> Supplied data
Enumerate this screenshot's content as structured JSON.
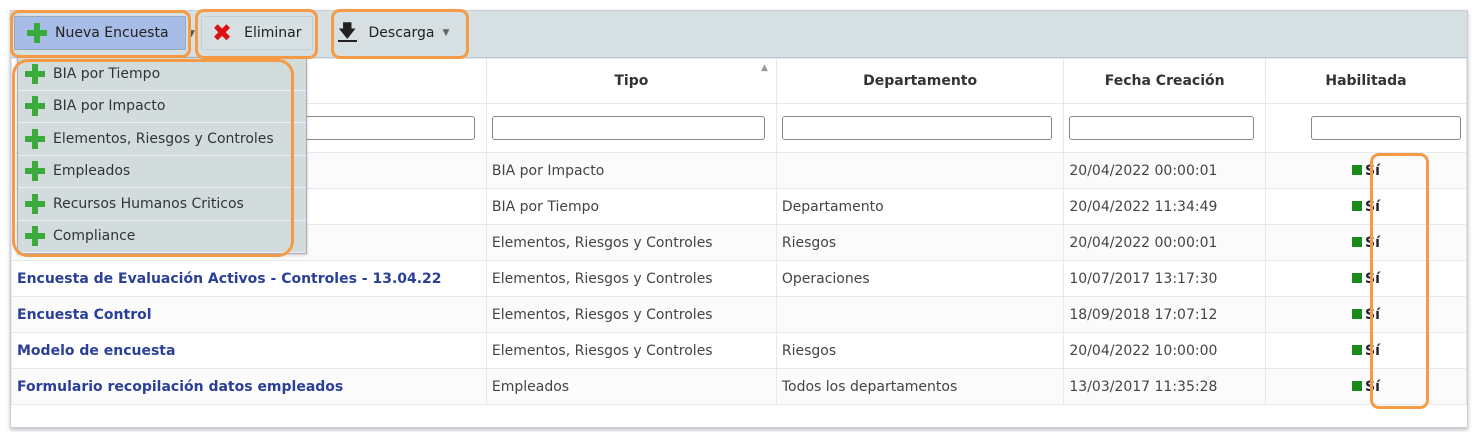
{
  "toolbar": {
    "new_label": "Nueva Encuesta",
    "delete_label": "Eliminar",
    "download_label": "Descarga"
  },
  "new_menu": [
    "BIA por Tiempo",
    "BIA por Impacto",
    "Elementos, Riesgos y Controles",
    "Empleados",
    "Recursos Humanos Criticos",
    "Compliance"
  ],
  "table": {
    "headers": [
      "",
      "Tipo",
      "Departamento",
      "Fecha Creación",
      "Habilitada"
    ],
    "rows": [
      {
        "name": "",
        "tipo": "BIA por Impacto",
        "dep": "",
        "fecha": "20/04/2022 00:00:01",
        "hab": "Sí"
      },
      {
        "name": "",
        "tipo": "BIA por Tiempo",
        "dep": "Departamento",
        "fecha": "20/04/2022 11:34:49",
        "hab": "Sí"
      },
      {
        "name": "",
        "tipo": "Elementos, Riesgos y Controles",
        "dep": "Riesgos",
        "fecha": "20/04/2022 00:00:01",
        "hab": "Sí"
      },
      {
        "name": "Encuesta de Evaluación Activos - Controles - 13.04.22",
        "tipo": "Elementos, Riesgos y Controles",
        "dep": "Operaciones",
        "fecha": "10/07/2017 13:17:30",
        "hab": "Sí"
      },
      {
        "name": "Encuesta Control",
        "tipo": "Elementos, Riesgos y Controles",
        "dep": "",
        "fecha": "18/09/2018 17:07:12",
        "hab": "Sí"
      },
      {
        "name": "Modelo de encuesta",
        "tipo": "Elementos, Riesgos y Controles",
        "dep": "Riesgos",
        "fecha": "20/04/2022 10:00:00",
        "hab": "Sí"
      },
      {
        "name": "Formulario recopilación datos empleados",
        "tipo": "Empleados",
        "dep": "Todos los departamentos",
        "fecha": "13/03/2017 11:35:28",
        "hab": "Sí"
      }
    ]
  },
  "colors": {
    "highlight": "#f59a45",
    "enabled": "#1a8a1a",
    "link": "#2a3f97"
  }
}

> Instructions to follow
Your copy should repeat each entry above exactly but contain no pictures.

> Exercise answer
Enumerate this screenshot's content as structured JSON.
{
  "toolbar": {
    "new_label": "Nueva Encuesta",
    "delete_label": "Eliminar",
    "download_label": "Descarga"
  },
  "new_menu": [
    "BIA por Tiempo",
    "BIA por Impacto",
    "Elementos, Riesgos y Controles",
    "Empleados",
    "Recursos Humanos Criticos",
    "Compliance"
  ],
  "table": {
    "headers": [
      "",
      "Tipo",
      "Departamento",
      "Fecha Creación",
      "Habilitada"
    ],
    "rows": [
      {
        "name": "",
        "tipo": "BIA por Impacto",
        "dep": "",
        "fecha": "20/04/2022 00:00:01",
        "hab": "Sí"
      },
      {
        "name": "",
        "tipo": "BIA por Tiempo",
        "dep": "Departamento",
        "fecha": "20/04/2022 11:34:49",
        "hab": "Sí"
      },
      {
        "name": "",
        "tipo": "Elementos, Riesgos y Controles",
        "dep": "Riesgos",
        "fecha": "20/04/2022 00:00:01",
        "hab": "Sí"
      },
      {
        "name": "Encuesta de Evaluación Activos - Controles - 13.04.22",
        "tipo": "Elementos, Riesgos y Controles",
        "dep": "Operaciones",
        "fecha": "10/07/2017 13:17:30",
        "hab": "Sí"
      },
      {
        "name": "Encuesta Control",
        "tipo": "Elementos, Riesgos y Controles",
        "dep": "",
        "fecha": "18/09/2018 17:07:12",
        "hab": "Sí"
      },
      {
        "name": "Modelo de encuesta",
        "tipo": "Elementos, Riesgos y Controles",
        "dep": "Riesgos",
        "fecha": "20/04/2022 10:00:00",
        "hab": "Sí"
      },
      {
        "name": "Formulario recopilación datos empleados",
        "tipo": "Empleados",
        "dep": "Todos los departamentos",
        "fecha": "13/03/2017 11:35:28",
        "hab": "Sí"
      }
    ]
  },
  "colors": {
    "highlight": "#f59a45",
    "enabled": "#1a8a1a",
    "link": "#2a3f97"
  }
}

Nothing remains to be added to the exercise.